GIVEN TASK:
From the listing below, pull out all lines with "Skewer" in them.

Items listed in a dataset
•••

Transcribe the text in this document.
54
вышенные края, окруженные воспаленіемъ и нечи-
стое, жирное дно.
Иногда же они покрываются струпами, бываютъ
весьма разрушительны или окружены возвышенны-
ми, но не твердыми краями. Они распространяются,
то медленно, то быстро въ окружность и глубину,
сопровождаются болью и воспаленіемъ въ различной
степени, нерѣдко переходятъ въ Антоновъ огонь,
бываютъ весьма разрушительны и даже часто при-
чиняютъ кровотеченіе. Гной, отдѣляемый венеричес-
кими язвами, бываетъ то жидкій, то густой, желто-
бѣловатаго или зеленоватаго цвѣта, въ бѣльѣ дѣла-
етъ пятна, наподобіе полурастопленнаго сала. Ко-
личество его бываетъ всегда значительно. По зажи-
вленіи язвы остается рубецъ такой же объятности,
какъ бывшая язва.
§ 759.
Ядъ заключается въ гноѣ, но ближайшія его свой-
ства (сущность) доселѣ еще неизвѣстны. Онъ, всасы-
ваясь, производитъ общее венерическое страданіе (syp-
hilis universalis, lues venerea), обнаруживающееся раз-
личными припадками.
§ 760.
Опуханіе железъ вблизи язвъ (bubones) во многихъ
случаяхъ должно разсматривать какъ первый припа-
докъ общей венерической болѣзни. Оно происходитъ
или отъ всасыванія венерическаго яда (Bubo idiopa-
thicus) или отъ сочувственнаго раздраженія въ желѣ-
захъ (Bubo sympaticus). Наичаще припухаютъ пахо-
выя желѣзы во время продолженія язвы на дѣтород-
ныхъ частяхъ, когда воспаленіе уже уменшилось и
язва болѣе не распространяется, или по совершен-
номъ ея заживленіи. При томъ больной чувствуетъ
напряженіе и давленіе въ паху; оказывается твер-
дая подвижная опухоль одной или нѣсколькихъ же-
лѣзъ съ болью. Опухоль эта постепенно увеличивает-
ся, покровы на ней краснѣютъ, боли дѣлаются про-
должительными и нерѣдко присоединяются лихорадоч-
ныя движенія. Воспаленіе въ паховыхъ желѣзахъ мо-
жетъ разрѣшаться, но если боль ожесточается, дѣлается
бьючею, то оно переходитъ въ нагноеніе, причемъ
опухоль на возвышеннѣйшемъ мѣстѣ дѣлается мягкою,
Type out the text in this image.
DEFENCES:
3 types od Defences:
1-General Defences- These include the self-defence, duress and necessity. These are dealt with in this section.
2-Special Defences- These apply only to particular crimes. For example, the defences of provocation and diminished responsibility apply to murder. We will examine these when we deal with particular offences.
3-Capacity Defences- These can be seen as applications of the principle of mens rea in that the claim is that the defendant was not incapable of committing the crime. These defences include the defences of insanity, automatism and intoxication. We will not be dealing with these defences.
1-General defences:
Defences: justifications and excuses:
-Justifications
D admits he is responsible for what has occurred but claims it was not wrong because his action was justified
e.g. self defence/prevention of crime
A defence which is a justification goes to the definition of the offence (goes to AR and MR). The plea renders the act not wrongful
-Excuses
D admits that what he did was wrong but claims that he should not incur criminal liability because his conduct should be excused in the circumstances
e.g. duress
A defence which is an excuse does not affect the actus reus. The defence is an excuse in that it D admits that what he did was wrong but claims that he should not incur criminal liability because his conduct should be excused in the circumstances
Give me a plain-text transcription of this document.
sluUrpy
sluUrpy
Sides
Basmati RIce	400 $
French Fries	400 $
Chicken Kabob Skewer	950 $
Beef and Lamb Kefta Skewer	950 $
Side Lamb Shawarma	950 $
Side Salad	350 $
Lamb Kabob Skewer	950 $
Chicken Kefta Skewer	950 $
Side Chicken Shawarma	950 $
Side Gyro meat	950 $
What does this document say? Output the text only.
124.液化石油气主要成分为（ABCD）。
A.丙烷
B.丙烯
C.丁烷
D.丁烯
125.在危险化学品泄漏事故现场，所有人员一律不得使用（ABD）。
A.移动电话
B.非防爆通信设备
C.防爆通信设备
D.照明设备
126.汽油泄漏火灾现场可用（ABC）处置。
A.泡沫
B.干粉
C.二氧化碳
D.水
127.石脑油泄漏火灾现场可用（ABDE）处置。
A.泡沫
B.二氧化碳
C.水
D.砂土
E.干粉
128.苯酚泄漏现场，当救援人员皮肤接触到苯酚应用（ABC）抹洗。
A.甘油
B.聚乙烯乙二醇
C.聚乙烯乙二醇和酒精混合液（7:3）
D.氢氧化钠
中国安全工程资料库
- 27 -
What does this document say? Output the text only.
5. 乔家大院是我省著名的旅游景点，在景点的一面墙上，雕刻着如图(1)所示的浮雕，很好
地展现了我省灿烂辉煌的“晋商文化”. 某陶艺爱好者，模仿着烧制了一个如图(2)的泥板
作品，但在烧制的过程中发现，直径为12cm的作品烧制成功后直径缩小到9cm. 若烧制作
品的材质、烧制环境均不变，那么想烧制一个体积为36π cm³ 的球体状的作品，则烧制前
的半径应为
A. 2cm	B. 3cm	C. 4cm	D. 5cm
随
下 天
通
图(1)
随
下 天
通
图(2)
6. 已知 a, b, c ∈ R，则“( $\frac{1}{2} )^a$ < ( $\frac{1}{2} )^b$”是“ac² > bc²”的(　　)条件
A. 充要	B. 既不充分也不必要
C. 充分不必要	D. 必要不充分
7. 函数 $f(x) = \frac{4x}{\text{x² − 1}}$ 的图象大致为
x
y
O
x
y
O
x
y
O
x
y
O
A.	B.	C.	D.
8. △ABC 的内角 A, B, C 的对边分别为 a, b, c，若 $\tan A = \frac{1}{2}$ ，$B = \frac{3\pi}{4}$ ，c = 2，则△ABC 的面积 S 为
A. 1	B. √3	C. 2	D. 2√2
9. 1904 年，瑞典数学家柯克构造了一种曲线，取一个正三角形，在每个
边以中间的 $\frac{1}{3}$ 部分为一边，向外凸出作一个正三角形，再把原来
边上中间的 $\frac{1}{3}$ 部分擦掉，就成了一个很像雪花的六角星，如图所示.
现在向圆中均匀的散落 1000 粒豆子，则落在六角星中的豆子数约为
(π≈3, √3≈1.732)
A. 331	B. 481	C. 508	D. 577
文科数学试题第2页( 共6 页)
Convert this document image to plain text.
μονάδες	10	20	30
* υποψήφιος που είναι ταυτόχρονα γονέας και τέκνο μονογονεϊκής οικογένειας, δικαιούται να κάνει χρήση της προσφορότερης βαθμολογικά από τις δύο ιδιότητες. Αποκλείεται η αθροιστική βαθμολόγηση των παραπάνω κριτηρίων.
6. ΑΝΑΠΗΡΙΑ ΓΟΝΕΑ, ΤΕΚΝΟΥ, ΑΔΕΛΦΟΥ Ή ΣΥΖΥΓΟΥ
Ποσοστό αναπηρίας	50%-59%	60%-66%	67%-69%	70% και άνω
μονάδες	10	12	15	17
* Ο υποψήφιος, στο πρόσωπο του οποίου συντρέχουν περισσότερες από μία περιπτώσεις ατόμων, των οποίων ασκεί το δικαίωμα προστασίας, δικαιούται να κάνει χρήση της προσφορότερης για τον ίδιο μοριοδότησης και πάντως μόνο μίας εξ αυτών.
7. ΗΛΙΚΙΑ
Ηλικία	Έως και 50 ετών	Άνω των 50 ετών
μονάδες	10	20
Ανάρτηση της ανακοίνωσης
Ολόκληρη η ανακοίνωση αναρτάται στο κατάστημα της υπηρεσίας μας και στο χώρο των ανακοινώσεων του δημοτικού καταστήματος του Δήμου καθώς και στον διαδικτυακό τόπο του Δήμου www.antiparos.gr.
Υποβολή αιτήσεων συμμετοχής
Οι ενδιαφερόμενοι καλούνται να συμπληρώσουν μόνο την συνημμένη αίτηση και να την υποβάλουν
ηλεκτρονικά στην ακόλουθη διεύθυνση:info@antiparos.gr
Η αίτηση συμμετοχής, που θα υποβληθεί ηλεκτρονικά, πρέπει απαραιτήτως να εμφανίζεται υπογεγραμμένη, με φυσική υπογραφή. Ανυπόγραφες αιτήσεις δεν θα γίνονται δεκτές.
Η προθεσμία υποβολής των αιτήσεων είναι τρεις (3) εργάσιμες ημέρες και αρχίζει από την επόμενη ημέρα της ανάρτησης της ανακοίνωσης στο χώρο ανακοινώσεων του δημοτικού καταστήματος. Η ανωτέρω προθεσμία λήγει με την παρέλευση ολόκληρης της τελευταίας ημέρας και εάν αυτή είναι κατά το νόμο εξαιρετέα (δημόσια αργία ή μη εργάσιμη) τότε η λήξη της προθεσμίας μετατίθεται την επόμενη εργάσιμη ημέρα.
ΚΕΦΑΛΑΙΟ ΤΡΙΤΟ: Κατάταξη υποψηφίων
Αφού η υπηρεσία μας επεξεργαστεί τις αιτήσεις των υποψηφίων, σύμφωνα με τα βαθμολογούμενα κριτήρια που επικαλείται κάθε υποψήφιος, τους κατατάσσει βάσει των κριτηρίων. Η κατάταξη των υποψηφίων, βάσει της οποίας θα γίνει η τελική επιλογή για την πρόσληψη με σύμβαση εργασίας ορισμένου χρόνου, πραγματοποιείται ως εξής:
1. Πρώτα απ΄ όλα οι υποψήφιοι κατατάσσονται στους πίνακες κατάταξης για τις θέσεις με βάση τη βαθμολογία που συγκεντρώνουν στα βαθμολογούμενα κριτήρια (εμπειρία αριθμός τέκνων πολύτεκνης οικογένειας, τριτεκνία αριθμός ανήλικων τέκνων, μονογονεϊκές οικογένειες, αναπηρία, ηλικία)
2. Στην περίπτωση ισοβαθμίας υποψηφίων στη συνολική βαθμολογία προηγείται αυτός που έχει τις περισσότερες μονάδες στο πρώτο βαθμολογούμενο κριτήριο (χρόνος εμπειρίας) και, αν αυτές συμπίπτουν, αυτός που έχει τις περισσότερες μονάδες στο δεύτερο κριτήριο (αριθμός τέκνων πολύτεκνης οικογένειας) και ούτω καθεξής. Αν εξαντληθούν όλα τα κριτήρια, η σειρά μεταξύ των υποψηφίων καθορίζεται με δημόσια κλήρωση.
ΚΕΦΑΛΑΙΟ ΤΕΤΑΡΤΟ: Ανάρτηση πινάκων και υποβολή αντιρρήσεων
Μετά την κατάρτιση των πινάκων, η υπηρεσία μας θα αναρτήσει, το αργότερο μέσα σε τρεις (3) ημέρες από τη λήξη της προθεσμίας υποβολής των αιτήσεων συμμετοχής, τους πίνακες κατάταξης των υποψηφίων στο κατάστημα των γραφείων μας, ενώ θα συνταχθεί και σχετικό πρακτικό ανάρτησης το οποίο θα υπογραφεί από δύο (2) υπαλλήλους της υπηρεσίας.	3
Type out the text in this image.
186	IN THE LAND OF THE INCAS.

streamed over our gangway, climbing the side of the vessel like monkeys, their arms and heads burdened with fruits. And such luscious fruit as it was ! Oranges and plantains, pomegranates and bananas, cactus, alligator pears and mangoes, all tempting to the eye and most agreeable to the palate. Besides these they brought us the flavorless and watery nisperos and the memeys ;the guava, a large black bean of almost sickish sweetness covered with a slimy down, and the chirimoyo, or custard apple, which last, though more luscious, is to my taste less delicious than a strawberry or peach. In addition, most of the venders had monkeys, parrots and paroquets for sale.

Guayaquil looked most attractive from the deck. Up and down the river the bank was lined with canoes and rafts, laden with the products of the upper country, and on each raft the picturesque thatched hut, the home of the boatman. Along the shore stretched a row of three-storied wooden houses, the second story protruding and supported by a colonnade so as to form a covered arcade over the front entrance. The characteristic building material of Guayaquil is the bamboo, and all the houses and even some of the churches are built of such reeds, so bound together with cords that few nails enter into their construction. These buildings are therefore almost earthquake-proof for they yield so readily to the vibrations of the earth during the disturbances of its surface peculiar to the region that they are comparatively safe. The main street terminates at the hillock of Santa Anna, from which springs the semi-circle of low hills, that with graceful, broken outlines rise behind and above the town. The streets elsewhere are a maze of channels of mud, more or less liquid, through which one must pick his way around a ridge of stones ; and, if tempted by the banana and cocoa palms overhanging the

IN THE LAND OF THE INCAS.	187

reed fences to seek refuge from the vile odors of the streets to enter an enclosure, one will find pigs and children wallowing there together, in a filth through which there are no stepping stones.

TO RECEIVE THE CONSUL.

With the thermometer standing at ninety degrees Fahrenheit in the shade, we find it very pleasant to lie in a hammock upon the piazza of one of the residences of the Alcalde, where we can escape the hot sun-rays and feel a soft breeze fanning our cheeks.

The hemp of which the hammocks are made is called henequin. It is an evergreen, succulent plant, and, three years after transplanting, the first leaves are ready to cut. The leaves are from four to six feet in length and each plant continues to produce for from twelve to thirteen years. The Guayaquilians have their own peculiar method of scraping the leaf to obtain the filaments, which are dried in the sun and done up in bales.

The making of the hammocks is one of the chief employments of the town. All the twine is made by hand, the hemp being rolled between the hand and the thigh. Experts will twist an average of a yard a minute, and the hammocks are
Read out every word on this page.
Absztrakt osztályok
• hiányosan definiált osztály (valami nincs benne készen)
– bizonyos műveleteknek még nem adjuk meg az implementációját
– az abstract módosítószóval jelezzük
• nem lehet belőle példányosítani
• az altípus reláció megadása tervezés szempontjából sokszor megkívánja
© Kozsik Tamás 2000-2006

•••

COMPLETED EXERCISE:
Chicken Kabob Skewer	950 $
Beef and Lamb Kefta Skewer	950 $
Lamb Kabob Skewer	950 $
Chicken Kefta Skewer	950 $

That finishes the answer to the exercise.